» **EXERCISE TASK**:
Restate the records below word for word, and omit the images they hold.
★ ★ ★ ★ ★ ★ ★
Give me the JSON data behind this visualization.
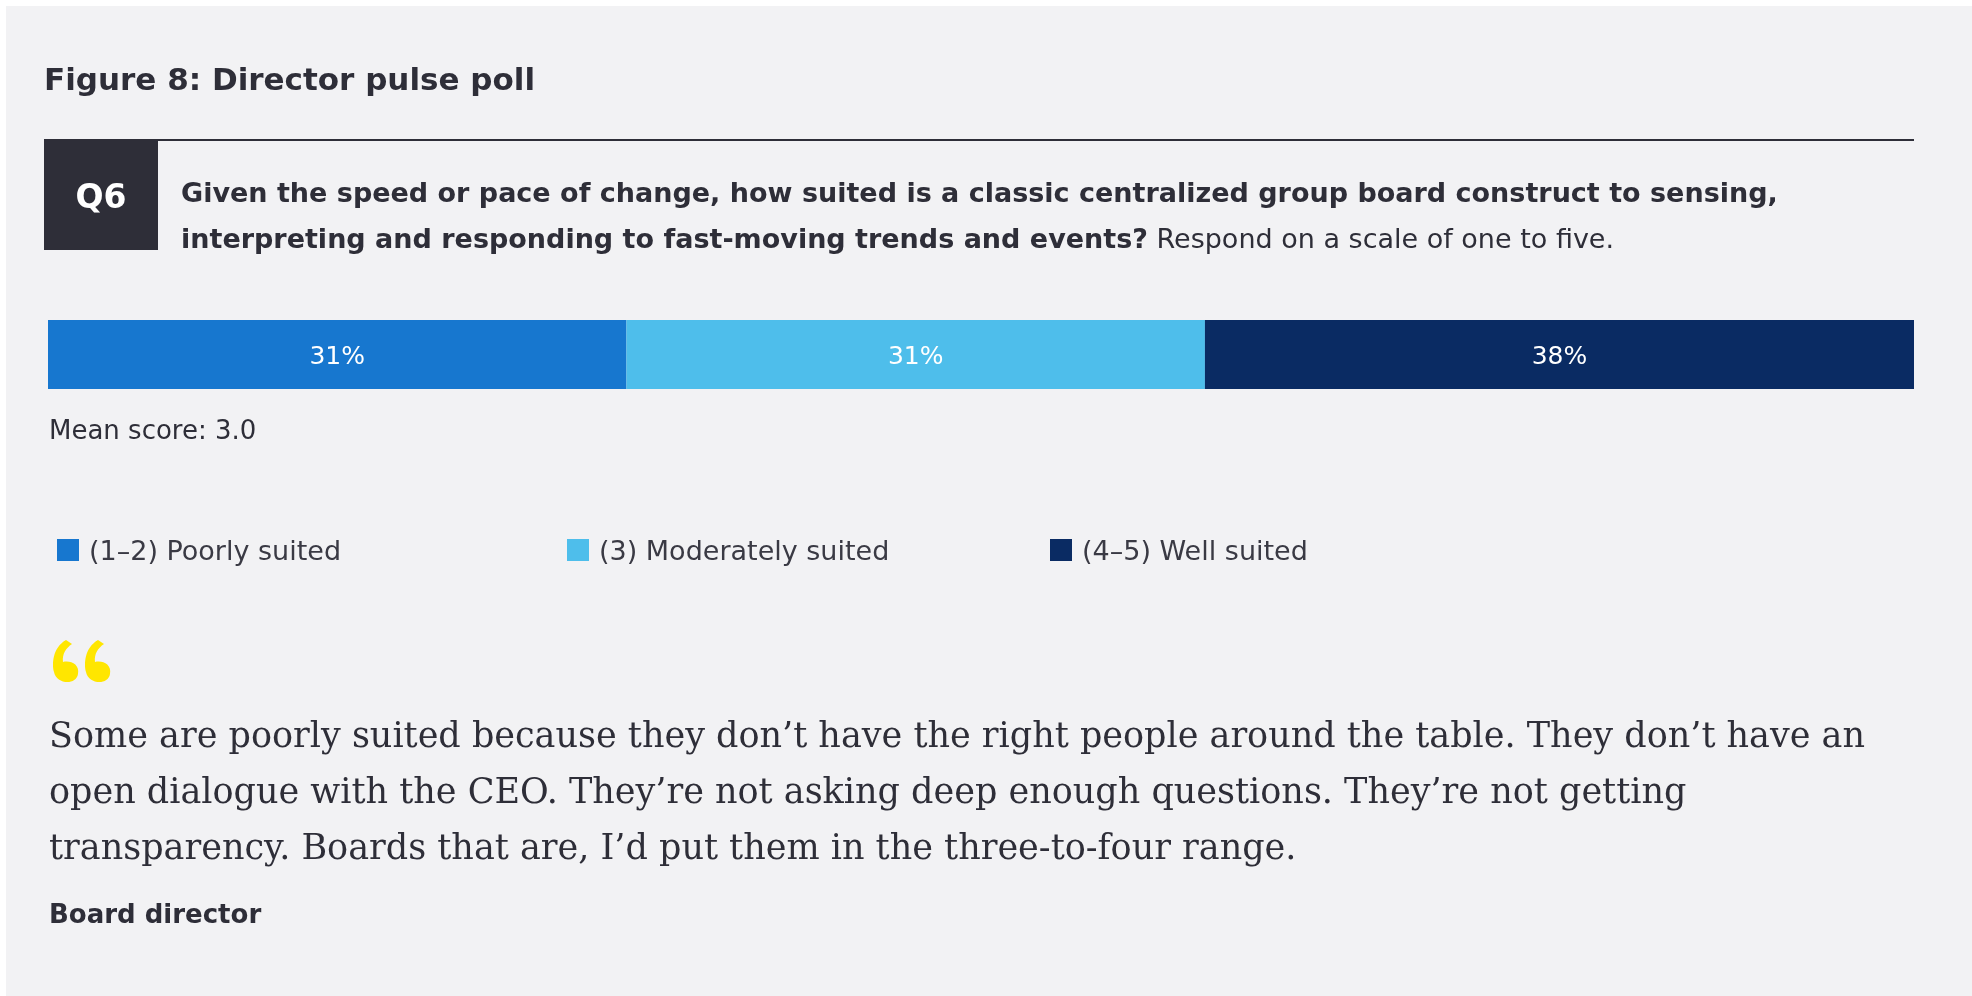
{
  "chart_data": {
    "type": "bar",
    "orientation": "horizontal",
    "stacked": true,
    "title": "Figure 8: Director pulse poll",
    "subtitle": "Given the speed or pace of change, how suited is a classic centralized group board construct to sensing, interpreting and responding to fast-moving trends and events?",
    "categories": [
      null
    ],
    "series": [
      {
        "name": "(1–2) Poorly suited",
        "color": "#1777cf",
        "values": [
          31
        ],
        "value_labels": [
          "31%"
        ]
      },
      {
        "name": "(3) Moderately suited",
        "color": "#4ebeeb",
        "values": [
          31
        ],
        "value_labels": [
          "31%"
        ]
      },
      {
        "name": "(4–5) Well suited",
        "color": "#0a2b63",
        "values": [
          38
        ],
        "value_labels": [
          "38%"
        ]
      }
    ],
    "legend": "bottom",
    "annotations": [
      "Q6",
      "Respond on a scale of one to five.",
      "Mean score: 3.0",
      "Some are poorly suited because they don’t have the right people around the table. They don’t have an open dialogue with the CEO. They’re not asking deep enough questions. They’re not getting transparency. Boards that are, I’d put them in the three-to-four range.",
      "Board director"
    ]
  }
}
★ ★ ★ ★ ★ ★ ★
» **OUTPUT OF THE EXERCISE**:
Give me the JSON data behind this visualization.
{
  "chart_data": {
    "type": "bar",
    "orientation": "horizontal",
    "stacked": true,
    "title": "Figure 8: Director pulse poll",
    "subtitle": "Given the speed or pace of change, how suited is a classic centralized group board construct to sensing, interpreting and responding to fast-moving trends and events?",
    "categories": [
      null
    ],
    "series": [
      {
        "name": "(1–2) Poorly suited",
        "color": "#1777cf",
        "values": [
          31
        ],
        "value_labels": [
          "31%"
        ]
      },
      {
        "name": "(3) Moderately suited",
        "color": "#4ebeeb",
        "values": [
          31
        ],
        "value_labels": [
          "31%"
        ]
      },
      {
        "name": "(4–5) Well suited",
        "color": "#0a2b63",
        "values": [
          38
        ],
        "value_labels": [
          "38%"
        ]
      }
    ],
    "legend": "bottom",
    "annotations": [
      "Q6",
      "Respond on a scale of one to five.",
      "Mean score: 3.0",
      "Some are poorly suited because they don’t have the right people around the table. They don’t have an open dialogue with the CEO. They’re not asking deep enough questions. They’re not getting transparency. Boards that are, I’d put them in the three-to-four range.",
      "Board director"
    ]
  }
}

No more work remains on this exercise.